▸ **WHAT IS EXPECTED**
Below are some records; reproduce every one of them exactly.

▸ **TASK DATA**
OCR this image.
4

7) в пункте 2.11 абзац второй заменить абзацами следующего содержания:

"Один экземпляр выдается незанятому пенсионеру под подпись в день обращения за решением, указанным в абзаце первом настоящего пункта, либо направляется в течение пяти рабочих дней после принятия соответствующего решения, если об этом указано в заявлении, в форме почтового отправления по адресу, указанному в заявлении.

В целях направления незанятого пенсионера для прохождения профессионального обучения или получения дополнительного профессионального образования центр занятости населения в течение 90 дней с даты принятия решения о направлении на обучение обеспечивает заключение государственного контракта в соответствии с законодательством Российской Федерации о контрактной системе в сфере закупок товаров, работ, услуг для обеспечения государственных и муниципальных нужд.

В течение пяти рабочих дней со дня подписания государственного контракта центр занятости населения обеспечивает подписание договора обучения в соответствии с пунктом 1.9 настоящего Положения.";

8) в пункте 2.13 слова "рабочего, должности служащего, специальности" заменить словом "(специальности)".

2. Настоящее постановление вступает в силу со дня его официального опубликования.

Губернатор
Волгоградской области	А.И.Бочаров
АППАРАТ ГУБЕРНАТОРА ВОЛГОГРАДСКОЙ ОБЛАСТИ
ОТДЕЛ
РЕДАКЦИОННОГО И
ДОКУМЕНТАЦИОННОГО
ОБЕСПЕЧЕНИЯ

▸ **WRITTEN RESPONSE**
OCR this image.
4

7) в пункте 2.11 абзац второй заменить абзацами следующего содержания:

"Один экземпляр выдается незанятому пенсионеру под подпись в день обращения за решением, указанным в абзаце первом настоящего пункта, либо направляется в течение пяти рабочих дней после принятия соответствующего решения, если об этом указано в заявлении, в форме почтового отправления по адресу, указанному в заявлении.

В целях направления незанятого пенсионера для прохождения профессионального обучения или получения дополнительного профессионального образования центр занятости населения в течение 90 дней с даты принятия решения о направлении на обучение обеспечивает заключение государственного контракта в соответствии с законодательством Российской Федерации о контрактной системе в сфере закупок товаров, работ, услуг для обеспечения государственных и муниципальных нужд.

В течение пяти рабочих дней со дня подписания государственного контракта центр занятости населения обеспечивает подписание договора обучения в соответствии с пунктом 1.9 настоящего Положения.";

8) в пункте 2.13 слова "рабочего, должности служащего, специальности" заменить словом "(специальности)".

2. Настоящее постановление вступает в силу со дня его официального опубликования.

Губернатор
Волгоградской области	А.И.Бочаров
АППАРАТ ГУБЕРНАТОРА ВОЛГОГРАДСКОЙ ОБЛАСТИ
ОТДЕЛ
РЕДАКЦИОННОГО И
ДОКУМЕНТАЦИОННОГО
ОБЕСПЕЧЕНИЯ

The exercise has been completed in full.